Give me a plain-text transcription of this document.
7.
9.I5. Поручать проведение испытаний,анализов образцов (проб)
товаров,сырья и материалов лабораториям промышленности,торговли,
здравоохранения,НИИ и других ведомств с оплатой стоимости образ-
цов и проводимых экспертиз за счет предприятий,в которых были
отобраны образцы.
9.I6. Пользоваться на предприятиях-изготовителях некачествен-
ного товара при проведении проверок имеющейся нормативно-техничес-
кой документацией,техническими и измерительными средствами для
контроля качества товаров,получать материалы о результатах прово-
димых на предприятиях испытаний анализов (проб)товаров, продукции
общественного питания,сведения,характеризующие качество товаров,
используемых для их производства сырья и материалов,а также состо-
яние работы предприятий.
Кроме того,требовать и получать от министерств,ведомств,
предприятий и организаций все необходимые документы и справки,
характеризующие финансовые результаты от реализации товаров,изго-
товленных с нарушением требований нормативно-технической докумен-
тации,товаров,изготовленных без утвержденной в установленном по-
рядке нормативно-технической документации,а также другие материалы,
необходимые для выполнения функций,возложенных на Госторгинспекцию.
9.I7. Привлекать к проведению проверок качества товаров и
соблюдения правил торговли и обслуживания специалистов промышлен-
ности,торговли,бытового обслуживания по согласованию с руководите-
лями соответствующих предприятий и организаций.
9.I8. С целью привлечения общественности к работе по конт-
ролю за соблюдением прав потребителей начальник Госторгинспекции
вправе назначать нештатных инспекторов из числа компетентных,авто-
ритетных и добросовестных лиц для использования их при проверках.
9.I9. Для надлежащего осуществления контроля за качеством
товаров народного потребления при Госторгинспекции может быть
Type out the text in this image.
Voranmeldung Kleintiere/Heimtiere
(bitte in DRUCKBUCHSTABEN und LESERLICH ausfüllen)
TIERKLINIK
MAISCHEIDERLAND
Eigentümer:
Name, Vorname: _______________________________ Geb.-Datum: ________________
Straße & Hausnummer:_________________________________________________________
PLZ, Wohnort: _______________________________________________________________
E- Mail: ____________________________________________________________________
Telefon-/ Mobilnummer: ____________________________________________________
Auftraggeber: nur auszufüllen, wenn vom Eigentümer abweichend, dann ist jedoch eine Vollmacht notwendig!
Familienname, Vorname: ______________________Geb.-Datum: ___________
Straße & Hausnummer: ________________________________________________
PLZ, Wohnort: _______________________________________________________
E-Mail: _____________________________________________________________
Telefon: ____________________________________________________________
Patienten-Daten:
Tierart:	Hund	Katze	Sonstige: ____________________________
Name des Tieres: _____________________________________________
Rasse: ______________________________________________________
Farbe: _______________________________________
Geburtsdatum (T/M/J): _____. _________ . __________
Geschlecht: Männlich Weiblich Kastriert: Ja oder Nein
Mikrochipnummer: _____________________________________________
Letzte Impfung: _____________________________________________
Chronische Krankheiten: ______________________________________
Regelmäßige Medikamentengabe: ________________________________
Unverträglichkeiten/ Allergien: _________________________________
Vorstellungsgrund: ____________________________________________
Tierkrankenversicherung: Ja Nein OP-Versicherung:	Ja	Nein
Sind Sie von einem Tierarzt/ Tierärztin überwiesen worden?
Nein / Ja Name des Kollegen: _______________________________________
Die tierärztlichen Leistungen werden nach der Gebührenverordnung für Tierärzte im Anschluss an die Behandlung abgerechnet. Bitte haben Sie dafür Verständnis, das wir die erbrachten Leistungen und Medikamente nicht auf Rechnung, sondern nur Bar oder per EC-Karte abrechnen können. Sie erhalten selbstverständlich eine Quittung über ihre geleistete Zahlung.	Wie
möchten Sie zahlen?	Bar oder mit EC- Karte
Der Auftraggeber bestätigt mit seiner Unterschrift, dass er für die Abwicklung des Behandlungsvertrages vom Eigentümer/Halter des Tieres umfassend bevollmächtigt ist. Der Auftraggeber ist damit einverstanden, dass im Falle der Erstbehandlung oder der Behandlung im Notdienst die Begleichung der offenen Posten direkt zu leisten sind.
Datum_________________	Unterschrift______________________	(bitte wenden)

•••••

**Do this:**
Retype the records above exactly.

**Completed exercise:**
Give me a plain-text transcription of this document.
7.
9.I5. Поручать проведение испытаний,анализов образцов (проб)
товаров,сырья и материалов лабораториям промышленности,торговли,
здравоохранения,НИИ и других ведомств с оплатой стоимости образ-
цов и проводимых экспертиз за счет предприятий,в которых были
отобраны образцы.
9.I6. Пользоваться на предприятиях-изготовителях некачествен-
ного товара при проведении проверок имеющейся нормативно-техничес-
кой документацией,техническими и измерительными средствами для
контроля качества товаров,получать материалы о результатах прово-
димых на предприятиях испытаний анализов (проб)товаров, продукции
общественного питания,сведения,характеризующие качество товаров,
используемых для их производства сырья и материалов,а также состо-
яние работы предприятий.
Кроме того,требовать и получать от министерств,ведомств,
предприятий и организаций все необходимые документы и справки,
характеризующие финансовые результаты от реализации товаров,изго-
товленных с нарушением требований нормативно-технической докумен-
тации,товаров,изготовленных без утвержденной в установленном по-
рядке нормативно-технической документации,а также другие материалы,
необходимые для выполнения функций,возложенных на Госторгинспекцию.
9.I7. Привлекать к проведению проверок качества товаров и
соблюдения правил торговли и обслуживания специалистов промышлен-
ности,торговли,бытового обслуживания по согласованию с руководите-
лями соответствующих предприятий и организаций.
9.I8. С целью привлечения общественности к работе по конт-
ролю за соблюдением прав потребителей начальник Госторгинспекции
вправе назначать нештатных инспекторов из числа компетентных,авто-
ритетных и добросовестных лиц для использования их при проверках.
9.I9. Для надлежащего осуществления контроля за качеством
товаров народного потребления при Госторгинспекции может быть
Type out the text in this image.
Voranmeldung Kleintiere/Heimtiere
(bitte in DRUCKBUCHSTABEN und LESERLICH ausfüllen)
TIERKLINIK
MAISCHEIDERLAND
Eigentümer:
Name, Vorname: _______________________________ Geb.-Datum: ________________
Straße & Hausnummer:_________________________________________________________
PLZ, Wohnort: _______________________________________________________________
E- Mail: ____________________________________________________________________
Telefon-/ Mobilnummer: ____________________________________________________
Auftraggeber: nur auszufüllen, wenn vom Eigentümer abweichend, dann ist jedoch eine Vollmacht notwendig!
Familienname, Vorname: ______________________Geb.-Datum: ___________
Straße & Hausnummer: ________________________________________________
PLZ, Wohnort: _______________________________________________________
E-Mail: _____________________________________________________________
Telefon: ____________________________________________________________
Patienten-Daten:
Tierart:	Hund	Katze	Sonstige: ____________________________
Name des Tieres: _____________________________________________
Rasse: ______________________________________________________
Farbe: _______________________________________
Geburtsdatum (T/M/J): _____. _________ . __________
Geschlecht: Männlich Weiblich Kastriert: Ja oder Nein
Mikrochipnummer: _____________________________________________
Letzte Impfung: _____________________________________________
Chronische Krankheiten: ______________________________________
Regelmäßige Medikamentengabe: ________________________________
Unverträglichkeiten/ Allergien: _________________________________
Vorstellungsgrund: ____________________________________________
Tierkrankenversicherung: Ja Nein OP-Versicherung:	Ja	Nein
Sind Sie von einem Tierarzt/ Tierärztin überwiesen worden?
Nein / Ja Name des Kollegen: _______________________________________
Die tierärztlichen Leistungen werden nach der Gebührenverordnung für Tierärzte im Anschluss an die Behandlung abgerechnet. Bitte haben Sie dafür Verständnis, das wir die erbrachten Leistungen und Medikamente nicht auf Rechnung, sondern nur Bar oder per EC-Karte abrechnen können. Sie erhalten selbstverständlich eine Quittung über ihre geleistete Zahlung.	Wie
möchten Sie zahlen?	Bar oder mit EC- Karte
Der Auftraggeber bestätigt mit seiner Unterschrift, dass er für die Abwicklung des Behandlungsvertrages vom Eigentümer/Halter des Tieres umfassend bevollmächtigt ist. Der Auftraggeber ist damit einverstanden, dass im Falle der Erstbehandlung oder der Behandlung im Notdienst die Begleichung der offenen Posten direkt zu leisten sind.
Datum_________________	Unterschrift______________________	(bitte wenden)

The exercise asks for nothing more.